La desaparición de la Unión Soviética, en 1991, contribuyó significativamente al desenvolvimiento de la globalización, que tuvo desde entonces alcance planetario: numerosos países que orbitaban alrededor de aquella decidieron incorporarse a la Unión Europea en incluso a la mismísima OTAN.

 

 

Las crisis, las derechas y el trumpismo

Como consecuencia de una serie de circunstancias en 2008 y en 2010/2011 se desarrollaron sendas crisis en los Estados Unidos y en Europa –en particular pero no exclusivamente en la Eurozona–, paradojalmente los dos grandes gestores iniciales de la globalización. Se combinaron en ambos casos un escaso dinamismo económico, un incremento considerable de la deuda pública, un manejo ineficiente de la actividad bancaria y un desarrollo desmesurado y muy poco controlado de las actividades financieras, entre otras causales. Ambas crisis marcaron la existencia de una dinámica perversa que se volvió también inmensa.

Por debajo de aquella dinámica habían/han quedado instaladas y actuantes dos antinomias correlacionadas. Una era/es la que enfrenta a la competitividad con la inclusión. En este caso, el polo positivo incorpora tecnologías informatizadas y ahorradoras de mano de obra, en tanto que el polo opuesto padece la falta de empleo y/o la inestabilidad y la precarización laboral, mencionadas más arriba. Dicho en corto: la competitividad y la inclusión se llevan mal en la matriz neoliberal. Al punto que es posible decir la libertad (de mercado) se ha comido la equidad –o igualdad— social. La otra antinomia es la que marca una distribución del ingreso muy desequilibrada, que da como resultado un polo híper beneficiado y otro muy perjudicado.
======
Qué hacer ->
[1] Enumera los factores que, según el texto sobre la globalización, se combinaron en las crisis de Estados Unidos y Europa.
[2] Resume en forma de lista el párrafo del texto sobre la globalización que empieza con "Por debajo de aquella dinámica".
[3] Transcribe el tramo del texto sobre la globalización que va desde "Por debajo de" hasta "otro muy perjudicado.".
======
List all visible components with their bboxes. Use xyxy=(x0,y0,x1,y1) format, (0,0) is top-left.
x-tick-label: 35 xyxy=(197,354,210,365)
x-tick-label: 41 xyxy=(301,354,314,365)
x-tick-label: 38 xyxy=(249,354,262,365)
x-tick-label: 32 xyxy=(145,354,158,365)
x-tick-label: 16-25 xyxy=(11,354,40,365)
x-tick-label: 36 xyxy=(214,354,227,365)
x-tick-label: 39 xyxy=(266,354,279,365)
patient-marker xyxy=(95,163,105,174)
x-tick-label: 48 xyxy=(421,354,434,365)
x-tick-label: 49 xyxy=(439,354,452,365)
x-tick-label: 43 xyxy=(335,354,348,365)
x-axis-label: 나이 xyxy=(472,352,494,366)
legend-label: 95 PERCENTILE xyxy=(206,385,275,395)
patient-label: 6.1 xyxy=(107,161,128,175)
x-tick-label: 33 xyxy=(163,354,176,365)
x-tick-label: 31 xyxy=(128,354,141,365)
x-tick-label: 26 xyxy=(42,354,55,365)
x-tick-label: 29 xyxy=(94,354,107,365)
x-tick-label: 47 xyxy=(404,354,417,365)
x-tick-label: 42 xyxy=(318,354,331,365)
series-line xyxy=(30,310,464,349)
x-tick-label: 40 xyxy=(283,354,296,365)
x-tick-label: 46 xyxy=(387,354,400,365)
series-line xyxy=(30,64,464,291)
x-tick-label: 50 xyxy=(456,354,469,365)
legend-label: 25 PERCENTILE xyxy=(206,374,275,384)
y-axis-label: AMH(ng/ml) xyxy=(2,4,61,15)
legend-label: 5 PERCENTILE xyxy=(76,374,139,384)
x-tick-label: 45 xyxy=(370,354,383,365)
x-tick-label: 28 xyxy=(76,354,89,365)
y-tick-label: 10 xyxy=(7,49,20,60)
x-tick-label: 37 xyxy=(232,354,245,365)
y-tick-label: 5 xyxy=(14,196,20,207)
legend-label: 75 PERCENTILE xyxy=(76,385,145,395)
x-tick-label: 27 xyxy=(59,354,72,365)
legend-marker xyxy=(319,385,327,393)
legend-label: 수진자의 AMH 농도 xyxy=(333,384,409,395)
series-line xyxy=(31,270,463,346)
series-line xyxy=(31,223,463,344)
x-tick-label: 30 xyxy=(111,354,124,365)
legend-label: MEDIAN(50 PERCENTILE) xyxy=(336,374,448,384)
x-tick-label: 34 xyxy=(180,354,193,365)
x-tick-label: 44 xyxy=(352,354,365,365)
======
Respuestas ->
[1]
- Un escaso dinamismo económico
- Un incremento considerable de la deuda pública
- Un manejo ineficiente de la actividad bancaria
- Un desarrollo desmesurado y muy poco controlado de las actividades financieras

[2]
- Bajo esa dinámica actúan dos antinomias relacionadas.
- Primera antinomia: enfrenta la competitividad con la inclusión. Un polo incorpora tecnologías informatizadas que ahorran mano de obra. El otro sufre falta de empleo, inestabilidad y precarización laboral.
- En la matriz neoliberal, competitividad e inclusión se llevan mal. La libertad de mercado se ha comido la equidad social.
- Segunda antinomia: una distribución del ingreso muy desequilibrada. Deja un polo muy beneficiado y otro muy perjudicado.

[3]
Por debajo de aquella dinámica habían/han quedado instaladas y actuantes dos antinomias correlacionadas. Una era/es la que enfrenta a la competitividad con la inclusión. En este caso, el polo positivo incorpora tecnologías informatizadas y ahorradoras de mano de obra, en tanto que el polo opuesto padece la falta de empleo y/o la inestabilidad y la precarización laboral, mencionadas más arriba. Dicho en corto: la competitividad y la inclusión se llevan mal en la matriz neoliberal. Al punto que es posible decir la libertad (de mercado) se ha comido la equidad –o igualdad— social. La otra antinomia es la que marca una distribución del ingreso muy desequilibrada, que da como resultado un polo híper beneficiado y otro muy perjudicado.